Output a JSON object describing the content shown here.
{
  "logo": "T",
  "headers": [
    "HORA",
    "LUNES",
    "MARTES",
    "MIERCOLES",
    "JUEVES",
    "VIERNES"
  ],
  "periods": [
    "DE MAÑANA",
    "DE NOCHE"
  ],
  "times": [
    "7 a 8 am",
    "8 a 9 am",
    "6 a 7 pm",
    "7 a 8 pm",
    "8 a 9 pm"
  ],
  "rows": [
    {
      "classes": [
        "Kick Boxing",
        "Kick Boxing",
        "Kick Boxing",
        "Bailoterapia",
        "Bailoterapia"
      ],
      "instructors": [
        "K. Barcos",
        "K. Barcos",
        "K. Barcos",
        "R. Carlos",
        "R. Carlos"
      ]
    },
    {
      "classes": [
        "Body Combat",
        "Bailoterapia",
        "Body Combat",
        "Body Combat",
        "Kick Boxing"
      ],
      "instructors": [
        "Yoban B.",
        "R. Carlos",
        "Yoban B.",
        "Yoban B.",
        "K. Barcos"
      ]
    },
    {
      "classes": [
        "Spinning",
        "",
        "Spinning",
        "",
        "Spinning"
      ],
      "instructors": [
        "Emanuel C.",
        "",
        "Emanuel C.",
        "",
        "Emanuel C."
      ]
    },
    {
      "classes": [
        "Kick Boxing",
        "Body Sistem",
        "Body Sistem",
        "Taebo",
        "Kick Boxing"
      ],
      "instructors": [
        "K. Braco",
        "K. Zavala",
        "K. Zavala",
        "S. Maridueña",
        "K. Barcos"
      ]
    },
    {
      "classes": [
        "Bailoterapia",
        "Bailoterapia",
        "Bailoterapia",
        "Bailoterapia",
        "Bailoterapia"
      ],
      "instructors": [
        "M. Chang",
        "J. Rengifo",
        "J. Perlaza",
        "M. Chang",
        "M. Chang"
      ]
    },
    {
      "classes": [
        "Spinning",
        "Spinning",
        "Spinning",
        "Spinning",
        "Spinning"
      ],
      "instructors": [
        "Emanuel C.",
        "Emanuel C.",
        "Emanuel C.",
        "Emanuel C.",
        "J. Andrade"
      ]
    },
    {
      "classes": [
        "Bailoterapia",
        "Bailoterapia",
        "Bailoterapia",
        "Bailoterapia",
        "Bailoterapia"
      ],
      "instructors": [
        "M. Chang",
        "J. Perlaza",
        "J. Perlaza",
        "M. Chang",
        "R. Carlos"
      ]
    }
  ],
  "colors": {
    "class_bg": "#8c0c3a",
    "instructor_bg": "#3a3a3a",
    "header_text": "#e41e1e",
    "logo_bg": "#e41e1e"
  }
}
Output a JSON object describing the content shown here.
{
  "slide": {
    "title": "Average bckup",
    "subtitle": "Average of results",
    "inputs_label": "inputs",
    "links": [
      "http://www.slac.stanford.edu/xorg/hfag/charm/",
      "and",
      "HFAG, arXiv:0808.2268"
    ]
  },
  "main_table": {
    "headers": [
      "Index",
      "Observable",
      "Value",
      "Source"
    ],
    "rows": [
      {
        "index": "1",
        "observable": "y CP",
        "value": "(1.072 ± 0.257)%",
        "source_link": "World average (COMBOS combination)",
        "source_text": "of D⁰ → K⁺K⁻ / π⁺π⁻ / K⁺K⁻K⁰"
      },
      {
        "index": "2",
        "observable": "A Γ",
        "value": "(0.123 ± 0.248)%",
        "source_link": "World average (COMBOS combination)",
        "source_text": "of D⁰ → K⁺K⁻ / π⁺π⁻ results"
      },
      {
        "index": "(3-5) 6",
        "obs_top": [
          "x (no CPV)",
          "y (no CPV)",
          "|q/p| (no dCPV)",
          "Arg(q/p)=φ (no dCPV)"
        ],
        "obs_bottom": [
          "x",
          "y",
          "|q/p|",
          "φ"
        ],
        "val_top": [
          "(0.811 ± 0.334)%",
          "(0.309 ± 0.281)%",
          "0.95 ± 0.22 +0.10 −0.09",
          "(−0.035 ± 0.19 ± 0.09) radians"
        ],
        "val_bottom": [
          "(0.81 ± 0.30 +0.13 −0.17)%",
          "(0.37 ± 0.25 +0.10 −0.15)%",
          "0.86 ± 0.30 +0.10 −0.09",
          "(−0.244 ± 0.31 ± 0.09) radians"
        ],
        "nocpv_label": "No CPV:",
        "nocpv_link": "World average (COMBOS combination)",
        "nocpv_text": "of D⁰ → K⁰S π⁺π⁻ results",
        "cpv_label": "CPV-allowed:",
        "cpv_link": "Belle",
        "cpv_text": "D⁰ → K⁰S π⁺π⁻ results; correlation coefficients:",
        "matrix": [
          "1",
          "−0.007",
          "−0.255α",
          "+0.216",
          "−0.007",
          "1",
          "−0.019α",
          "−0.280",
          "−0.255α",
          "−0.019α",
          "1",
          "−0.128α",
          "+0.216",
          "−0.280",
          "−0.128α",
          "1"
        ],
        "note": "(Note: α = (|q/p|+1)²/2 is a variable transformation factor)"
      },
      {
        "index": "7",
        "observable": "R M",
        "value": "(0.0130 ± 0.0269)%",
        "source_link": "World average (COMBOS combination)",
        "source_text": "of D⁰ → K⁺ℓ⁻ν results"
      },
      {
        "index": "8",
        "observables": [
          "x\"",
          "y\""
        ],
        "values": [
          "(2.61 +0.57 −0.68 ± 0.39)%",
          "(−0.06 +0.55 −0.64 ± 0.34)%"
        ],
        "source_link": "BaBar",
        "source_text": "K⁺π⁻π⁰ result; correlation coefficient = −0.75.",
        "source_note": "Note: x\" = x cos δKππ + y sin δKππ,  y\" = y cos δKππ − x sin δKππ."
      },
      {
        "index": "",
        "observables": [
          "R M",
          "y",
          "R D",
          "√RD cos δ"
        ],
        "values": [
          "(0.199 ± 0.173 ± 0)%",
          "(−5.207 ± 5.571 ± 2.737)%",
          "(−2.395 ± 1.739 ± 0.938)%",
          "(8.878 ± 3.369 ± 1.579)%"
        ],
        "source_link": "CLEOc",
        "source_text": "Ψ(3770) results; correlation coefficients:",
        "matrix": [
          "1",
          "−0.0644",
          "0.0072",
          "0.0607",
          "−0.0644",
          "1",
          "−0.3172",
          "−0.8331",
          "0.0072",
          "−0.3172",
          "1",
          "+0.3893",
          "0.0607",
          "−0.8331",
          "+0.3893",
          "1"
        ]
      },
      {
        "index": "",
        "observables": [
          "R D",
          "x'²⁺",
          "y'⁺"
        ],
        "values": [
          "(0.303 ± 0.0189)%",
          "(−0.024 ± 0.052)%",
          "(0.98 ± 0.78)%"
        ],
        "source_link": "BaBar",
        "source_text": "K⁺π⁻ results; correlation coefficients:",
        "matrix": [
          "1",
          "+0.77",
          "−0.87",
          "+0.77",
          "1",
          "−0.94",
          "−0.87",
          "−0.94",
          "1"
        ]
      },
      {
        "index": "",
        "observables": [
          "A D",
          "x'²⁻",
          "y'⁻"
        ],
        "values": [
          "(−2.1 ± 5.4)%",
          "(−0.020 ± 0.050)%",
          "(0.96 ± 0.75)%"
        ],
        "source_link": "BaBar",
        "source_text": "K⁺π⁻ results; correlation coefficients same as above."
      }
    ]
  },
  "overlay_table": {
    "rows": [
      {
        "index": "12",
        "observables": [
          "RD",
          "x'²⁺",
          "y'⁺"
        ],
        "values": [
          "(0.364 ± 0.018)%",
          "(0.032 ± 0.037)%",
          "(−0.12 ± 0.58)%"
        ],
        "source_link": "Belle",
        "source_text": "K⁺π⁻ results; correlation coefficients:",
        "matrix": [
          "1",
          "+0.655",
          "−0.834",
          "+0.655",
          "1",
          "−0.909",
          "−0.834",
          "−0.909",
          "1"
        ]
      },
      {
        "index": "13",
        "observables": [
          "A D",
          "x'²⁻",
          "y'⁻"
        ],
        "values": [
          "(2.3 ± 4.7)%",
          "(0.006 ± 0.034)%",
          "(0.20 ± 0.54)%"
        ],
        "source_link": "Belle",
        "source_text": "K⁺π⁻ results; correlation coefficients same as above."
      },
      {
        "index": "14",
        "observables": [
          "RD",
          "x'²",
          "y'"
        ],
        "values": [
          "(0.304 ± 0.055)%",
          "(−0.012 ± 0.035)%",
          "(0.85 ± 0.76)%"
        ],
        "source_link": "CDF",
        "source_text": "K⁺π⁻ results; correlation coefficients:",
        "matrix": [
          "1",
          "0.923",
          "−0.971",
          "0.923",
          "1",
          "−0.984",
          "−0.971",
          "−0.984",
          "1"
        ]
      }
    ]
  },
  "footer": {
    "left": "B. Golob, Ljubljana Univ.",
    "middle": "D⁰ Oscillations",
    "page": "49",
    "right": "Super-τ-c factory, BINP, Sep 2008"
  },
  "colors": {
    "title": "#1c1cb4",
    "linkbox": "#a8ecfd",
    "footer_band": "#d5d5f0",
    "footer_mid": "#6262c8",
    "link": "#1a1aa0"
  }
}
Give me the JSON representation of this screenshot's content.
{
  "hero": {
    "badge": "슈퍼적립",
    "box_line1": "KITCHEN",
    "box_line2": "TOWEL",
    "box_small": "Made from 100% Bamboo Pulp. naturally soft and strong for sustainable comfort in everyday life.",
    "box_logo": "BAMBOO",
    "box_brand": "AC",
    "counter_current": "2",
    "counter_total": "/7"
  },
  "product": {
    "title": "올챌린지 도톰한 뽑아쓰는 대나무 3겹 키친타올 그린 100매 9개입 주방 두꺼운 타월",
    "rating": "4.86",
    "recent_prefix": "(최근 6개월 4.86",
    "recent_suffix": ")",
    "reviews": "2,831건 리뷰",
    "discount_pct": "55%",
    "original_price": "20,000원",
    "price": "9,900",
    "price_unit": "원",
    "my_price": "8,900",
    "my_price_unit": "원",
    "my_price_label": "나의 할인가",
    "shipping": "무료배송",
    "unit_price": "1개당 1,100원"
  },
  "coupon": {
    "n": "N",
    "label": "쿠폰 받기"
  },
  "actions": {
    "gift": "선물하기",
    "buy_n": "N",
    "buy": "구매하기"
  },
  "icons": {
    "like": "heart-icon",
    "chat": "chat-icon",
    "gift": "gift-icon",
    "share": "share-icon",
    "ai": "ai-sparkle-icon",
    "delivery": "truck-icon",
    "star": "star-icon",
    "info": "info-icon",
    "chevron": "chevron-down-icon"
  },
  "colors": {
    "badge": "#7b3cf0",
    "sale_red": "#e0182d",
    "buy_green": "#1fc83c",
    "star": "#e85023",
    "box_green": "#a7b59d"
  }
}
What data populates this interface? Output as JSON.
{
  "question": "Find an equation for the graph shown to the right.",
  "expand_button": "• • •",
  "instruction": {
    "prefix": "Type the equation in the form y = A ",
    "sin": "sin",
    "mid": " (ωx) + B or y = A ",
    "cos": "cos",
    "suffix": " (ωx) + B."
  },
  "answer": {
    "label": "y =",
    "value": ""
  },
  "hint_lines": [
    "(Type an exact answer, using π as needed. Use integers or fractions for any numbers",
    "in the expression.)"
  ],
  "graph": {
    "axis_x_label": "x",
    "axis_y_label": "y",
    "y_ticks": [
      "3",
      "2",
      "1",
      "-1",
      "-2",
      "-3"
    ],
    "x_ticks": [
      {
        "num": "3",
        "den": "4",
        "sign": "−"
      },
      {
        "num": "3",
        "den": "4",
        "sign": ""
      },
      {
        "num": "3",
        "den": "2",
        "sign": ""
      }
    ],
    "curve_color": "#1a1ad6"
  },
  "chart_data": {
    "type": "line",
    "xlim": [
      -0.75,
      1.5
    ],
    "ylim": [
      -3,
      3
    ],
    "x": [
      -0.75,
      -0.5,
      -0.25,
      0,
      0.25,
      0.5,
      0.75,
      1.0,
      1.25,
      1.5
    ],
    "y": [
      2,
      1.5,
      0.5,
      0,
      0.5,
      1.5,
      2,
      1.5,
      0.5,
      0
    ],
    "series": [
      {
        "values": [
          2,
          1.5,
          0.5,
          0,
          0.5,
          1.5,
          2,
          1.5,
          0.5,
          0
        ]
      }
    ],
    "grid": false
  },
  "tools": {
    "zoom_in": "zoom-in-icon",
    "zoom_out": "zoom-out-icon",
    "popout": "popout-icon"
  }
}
----
Starting at the line that contains "What data populates", output each remaining line of the listing, the last line included, exactly as it appears.

:: EXERCISE ANSWER ::
What data populates this interface? Output as JSON.
{
  "question": "Find an equation for the graph shown to the right.",
  "expand_button": "• • •",
  "instruction": {
    "prefix": "Type the equation in the form y = A ",
    "sin": "sin",
    "mid": " (ωx) + B or y = A ",
    "cos": "cos",
    "suffix": " (ωx) + B."
  },
  "answer": {
    "label": "y =",
    "value": ""
  },
  "hint_lines": [
    "(Type an exact answer, using π as needed. Use integers or fractions for any numbers",
    "in the expression.)"
  ],
  "graph": {
    "axis_x_label": "x",
    "axis_y_label": "y",
    "y_ticks": [
      "3",
      "2",
      "1",
      "-1",
      "-2",
      "-3"
    ],
    "x_ticks": [
      {
        "num": "3",
        "den": "4",
        "sign": "−"
      },
      {
        "num": "3",
        "den": "4",
        "sign": ""
      },
      {
        "num": "3",
        "den": "2",
        "sign": ""
      }
    ],
    "curve_color": "#1a1ad6"
  },
  "chart_data": {
    "type": "line",
    "xlim": [
      -0.75,
      1.5
    ],
    "ylim": [
      -3,
      3
    ],
    "x": [
      -0.75,
      -0.5,
      -0.25,
      0,
      0.25,
      0.5,
      0.75,
      1.0,
      1.25,
      1.5
    ],
    "y": [
      2,
      1.5,
      0.5,
      0,
      0.5,
      1.5,
      2,
      1.5,
      0.5,
      0
    ],
    "series": [
      {
        "values": [
          2,
          1.5,
          0.5,
          0,
          0.5,
          1.5,
          2,
          1.5,
          0.5,
          0
        ]
      }
    ],
    "grid": false
  },
  "tools": {
    "zoom_in": "zoom-in-icon",
    "zoom_out": "zoom-out-icon",
    "popout": "popout-icon"
  }
}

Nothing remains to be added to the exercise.